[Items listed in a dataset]
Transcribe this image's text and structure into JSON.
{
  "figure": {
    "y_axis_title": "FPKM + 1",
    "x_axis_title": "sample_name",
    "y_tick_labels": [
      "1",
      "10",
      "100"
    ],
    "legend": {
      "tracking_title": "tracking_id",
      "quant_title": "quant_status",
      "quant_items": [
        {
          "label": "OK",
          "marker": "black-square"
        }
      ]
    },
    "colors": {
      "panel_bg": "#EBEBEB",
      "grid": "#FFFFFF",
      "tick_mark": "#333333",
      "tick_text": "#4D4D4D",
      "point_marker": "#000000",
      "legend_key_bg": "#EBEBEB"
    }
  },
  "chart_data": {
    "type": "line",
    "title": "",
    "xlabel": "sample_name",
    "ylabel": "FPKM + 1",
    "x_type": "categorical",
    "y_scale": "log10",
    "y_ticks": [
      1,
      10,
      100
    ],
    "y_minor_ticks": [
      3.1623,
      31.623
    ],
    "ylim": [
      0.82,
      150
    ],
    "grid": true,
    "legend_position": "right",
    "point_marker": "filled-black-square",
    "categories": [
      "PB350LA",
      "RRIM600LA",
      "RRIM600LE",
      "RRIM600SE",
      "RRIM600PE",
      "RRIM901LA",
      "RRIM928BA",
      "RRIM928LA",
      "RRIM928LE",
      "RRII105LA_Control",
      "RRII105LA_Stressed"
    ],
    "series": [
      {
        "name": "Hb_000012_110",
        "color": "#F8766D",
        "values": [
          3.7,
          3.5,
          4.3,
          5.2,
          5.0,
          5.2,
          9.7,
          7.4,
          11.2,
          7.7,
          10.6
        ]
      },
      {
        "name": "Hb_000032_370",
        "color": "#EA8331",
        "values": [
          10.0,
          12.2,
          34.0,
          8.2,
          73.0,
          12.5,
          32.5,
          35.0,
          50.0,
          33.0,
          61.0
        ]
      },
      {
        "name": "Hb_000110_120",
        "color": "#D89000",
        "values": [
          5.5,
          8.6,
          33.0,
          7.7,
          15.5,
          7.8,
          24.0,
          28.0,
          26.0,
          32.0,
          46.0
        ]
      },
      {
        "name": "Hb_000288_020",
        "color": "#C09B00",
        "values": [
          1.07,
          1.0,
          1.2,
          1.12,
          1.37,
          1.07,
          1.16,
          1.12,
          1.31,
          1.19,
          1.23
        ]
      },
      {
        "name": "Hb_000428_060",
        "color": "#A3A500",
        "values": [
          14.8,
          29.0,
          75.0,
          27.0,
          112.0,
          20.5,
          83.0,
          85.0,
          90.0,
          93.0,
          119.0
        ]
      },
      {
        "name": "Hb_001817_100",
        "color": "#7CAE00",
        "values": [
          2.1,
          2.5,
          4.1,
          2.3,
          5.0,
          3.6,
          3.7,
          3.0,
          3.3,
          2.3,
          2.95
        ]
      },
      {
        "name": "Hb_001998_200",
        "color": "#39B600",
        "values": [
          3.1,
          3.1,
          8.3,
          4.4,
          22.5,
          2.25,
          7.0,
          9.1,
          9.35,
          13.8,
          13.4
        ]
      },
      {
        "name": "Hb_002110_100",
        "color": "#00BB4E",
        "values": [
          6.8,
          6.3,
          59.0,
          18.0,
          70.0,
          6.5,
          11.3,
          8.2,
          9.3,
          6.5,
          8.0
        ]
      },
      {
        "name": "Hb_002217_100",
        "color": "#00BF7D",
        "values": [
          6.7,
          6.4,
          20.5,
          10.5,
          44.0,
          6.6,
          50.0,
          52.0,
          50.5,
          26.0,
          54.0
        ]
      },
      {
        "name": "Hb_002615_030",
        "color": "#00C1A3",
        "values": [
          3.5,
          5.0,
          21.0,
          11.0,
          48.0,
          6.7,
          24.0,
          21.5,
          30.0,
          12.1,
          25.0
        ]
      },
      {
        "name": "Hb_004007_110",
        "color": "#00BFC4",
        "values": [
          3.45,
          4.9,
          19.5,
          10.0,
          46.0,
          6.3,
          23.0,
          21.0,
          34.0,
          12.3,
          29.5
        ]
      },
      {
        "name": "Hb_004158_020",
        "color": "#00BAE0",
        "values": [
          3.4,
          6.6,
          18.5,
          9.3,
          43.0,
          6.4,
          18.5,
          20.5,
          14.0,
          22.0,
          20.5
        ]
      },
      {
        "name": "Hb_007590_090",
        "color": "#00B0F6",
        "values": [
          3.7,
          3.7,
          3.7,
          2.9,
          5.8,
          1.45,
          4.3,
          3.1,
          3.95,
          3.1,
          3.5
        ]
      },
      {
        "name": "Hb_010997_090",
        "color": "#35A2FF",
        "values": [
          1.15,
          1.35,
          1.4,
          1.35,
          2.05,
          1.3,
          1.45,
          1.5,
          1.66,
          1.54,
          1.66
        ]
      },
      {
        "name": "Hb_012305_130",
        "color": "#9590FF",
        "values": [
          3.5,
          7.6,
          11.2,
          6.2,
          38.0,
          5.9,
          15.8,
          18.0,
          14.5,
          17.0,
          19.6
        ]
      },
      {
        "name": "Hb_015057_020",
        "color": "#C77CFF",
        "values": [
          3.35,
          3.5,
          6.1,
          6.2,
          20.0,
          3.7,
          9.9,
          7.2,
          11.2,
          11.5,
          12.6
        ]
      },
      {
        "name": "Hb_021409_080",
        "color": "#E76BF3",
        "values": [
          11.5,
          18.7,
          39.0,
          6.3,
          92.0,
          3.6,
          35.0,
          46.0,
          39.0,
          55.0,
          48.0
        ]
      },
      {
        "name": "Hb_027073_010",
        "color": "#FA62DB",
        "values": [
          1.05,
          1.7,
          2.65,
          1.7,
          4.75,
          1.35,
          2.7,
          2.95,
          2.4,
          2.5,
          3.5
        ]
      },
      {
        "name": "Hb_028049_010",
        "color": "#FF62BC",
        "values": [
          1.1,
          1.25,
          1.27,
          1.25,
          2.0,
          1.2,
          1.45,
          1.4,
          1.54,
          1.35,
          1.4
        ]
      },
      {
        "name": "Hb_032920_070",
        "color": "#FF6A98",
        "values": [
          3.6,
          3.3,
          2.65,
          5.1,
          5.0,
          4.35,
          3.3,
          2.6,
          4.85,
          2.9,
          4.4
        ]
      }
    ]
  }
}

Problem details ▸
Reproduce every line above without error.

Answer to the exercise ▸
Transcribe this image's text and structure into JSON.
{
  "figure": {
    "y_axis_title": "FPKM + 1",
    "x_axis_title": "sample_name",
    "y_tick_labels": [
      "1",
      "10",
      "100"
    ],
    "legend": {
      "tracking_title": "tracking_id",
      "quant_title": "quant_status",
      "quant_items": [
        {
          "label": "OK",
          "marker": "black-square"
        }
      ]
    },
    "colors": {
      "panel_bg": "#EBEBEB",
      "grid": "#FFFFFF",
      "tick_mark": "#333333",
      "tick_text": "#4D4D4D",
      "point_marker": "#000000",
      "legend_key_bg": "#EBEBEB"
    }
  },
  "chart_data": {
    "type": "line",
    "title": "",
    "xlabel": "sample_name",
    "ylabel": "FPKM + 1",
    "x_type": "categorical",
    "y_scale": "log10",
    "y_ticks": [
      1,
      10,
      100
    ],
    "y_minor_ticks": [
      3.1623,
      31.623
    ],
    "ylim": [
      0.82,
      150
    ],
    "grid": true,
    "legend_position": "right",
    "point_marker": "filled-black-square",
    "categories": [
      "PB350LA",
      "RRIM600LA",
      "RRIM600LE",
      "RRIM600SE",
      "RRIM600PE",
      "RRIM901LA",
      "RRIM928BA",
      "RRIM928LA",
      "RRIM928LE",
      "RRII105LA_Control",
      "RRII105LA_Stressed"
    ],
    "series": [
      {
        "name": "Hb_000012_110",
        "color": "#F8766D",
        "values": [
          3.7,
          3.5,
          4.3,
          5.2,
          5.0,
          5.2,
          9.7,
          7.4,
          11.2,
          7.7,
          10.6
        ]
      },
      {
        "name": "Hb_000032_370",
        "color": "#EA8331",
        "values": [
          10.0,
          12.2,
          34.0,
          8.2,
          73.0,
          12.5,
          32.5,
          35.0,
          50.0,
          33.0,
          61.0
        ]
      },
      {
        "name": "Hb_000110_120",
        "color": "#D89000",
        "values": [
          5.5,
          8.6,
          33.0,
          7.7,
          15.5,
          7.8,
          24.0,
          28.0,
          26.0,
          32.0,
          46.0
        ]
      },
      {
        "name": "Hb_000288_020",
        "color": "#C09B00",
        "values": [
          1.07,
          1.0,
          1.2,
          1.12,
          1.37,
          1.07,
          1.16,
          1.12,
          1.31,
          1.19,
          1.23
        ]
      },
      {
        "name": "Hb_000428_060",
        "color": "#A3A500",
        "values": [
          14.8,
          29.0,
          75.0,
          27.0,
          112.0,
          20.5,
          83.0,
          85.0,
          90.0,
          93.0,
          119.0
        ]
      },
      {
        "name": "Hb_001817_100",
        "color": "#7CAE00",
        "values": [
          2.1,
          2.5,
          4.1,
          2.3,
          5.0,
          3.6,
          3.7,
          3.0,
          3.3,
          2.3,
          2.95
        ]
      },
      {
        "name": "Hb_001998_200",
        "color": "#39B600",
        "values": [
          3.1,
          3.1,
          8.3,
          4.4,
          22.5,
          2.25,
          7.0,
          9.1,
          9.35,
          13.8,
          13.4
        ]
      },
      {
        "name": "Hb_002110_100",
        "color": "#00BB4E",
        "values": [
          6.8,
          6.3,
          59.0,
          18.0,
          70.0,
          6.5,
          11.3,
          8.2,
          9.3,
          6.5,
          8.0
        ]
      },
      {
        "name": "Hb_002217_100",
        "color": "#00BF7D",
        "values": [
          6.7,
          6.4,
          20.5,
          10.5,
          44.0,
          6.6,
          50.0,
          52.0,
          50.5,
          26.0,
          54.0
        ]
      },
      {
        "name": "Hb_002615_030",
        "color": "#00C1A3",
        "values": [
          3.5,
          5.0,
          21.0,
          11.0,
          48.0,
          6.7,
          24.0,
          21.5,
          30.0,
          12.1,
          25.0
        ]
      },
      {
        "name": "Hb_004007_110",
        "color": "#00BFC4",
        "values": [
          3.45,
          4.9,
          19.5,
          10.0,
          46.0,
          6.3,
          23.0,
          21.0,
          34.0,
          12.3,
          29.5
        ]
      },
      {
        "name": "Hb_004158_020",
        "color": "#00BAE0",
        "values": [
          3.4,
          6.6,
          18.5,
          9.3,
          43.0,
          6.4,
          18.5,
          20.5,
          14.0,
          22.0,
          20.5
        ]
      },
      {
        "name": "Hb_007590_090",
        "color": "#00B0F6",
        "values": [
          3.7,
          3.7,
          3.7,
          2.9,
          5.8,
          1.45,
          4.3,
          3.1,
          3.95,
          3.1,
          3.5
        ]
      },
      {
        "name": "Hb_010997_090",
        "color": "#35A2FF",
        "values": [
          1.15,
          1.35,
          1.4,
          1.35,
          2.05,
          1.3,
          1.45,
          1.5,
          1.66,
          1.54,
          1.66
        ]
      },
      {
        "name": "Hb_012305_130",
        "color": "#9590FF",
        "values": [
          3.5,
          7.6,
          11.2,
          6.2,
          38.0,
          5.9,
          15.8,
          18.0,
          14.5,
          17.0,
          19.6
        ]
      },
      {
        "name": "Hb_015057_020",
        "color": "#C77CFF",
        "values": [
          3.35,
          3.5,
          6.1,
          6.2,
          20.0,
          3.7,
          9.9,
          7.2,
          11.2,
          11.5,
          12.6
        ]
      },
      {
        "name": "Hb_021409_080",
        "color": "#E76BF3",
        "values": [
          11.5,
          18.7,
          39.0,
          6.3,
          92.0,
          3.6,
          35.0,
          46.0,
          39.0,
          55.0,
          48.0
        ]
      },
      {
        "name": "Hb_027073_010",
        "color": "#FA62DB",
        "values": [
          1.05,
          1.7,
          2.65,
          1.7,
          4.75,
          1.35,
          2.7,
          2.95,
          2.4,
          2.5,
          3.5
        ]
      },
      {
        "name": "Hb_028049_010",
        "color": "#FF62BC",
        "values": [
          1.1,
          1.25,
          1.27,
          1.25,
          2.0,
          1.2,
          1.45,
          1.4,
          1.54,
          1.35,
          1.4
        ]
      },
      {
        "name": "Hb_032920_070",
        "color": "#FF6A98",
        "values": [
          3.6,
          3.3,
          2.65,
          5.1,
          5.0,
          4.35,
          3.3,
          2.6,
          4.85,
          2.9,
          4.4
        ]
      }
    ]
  }
}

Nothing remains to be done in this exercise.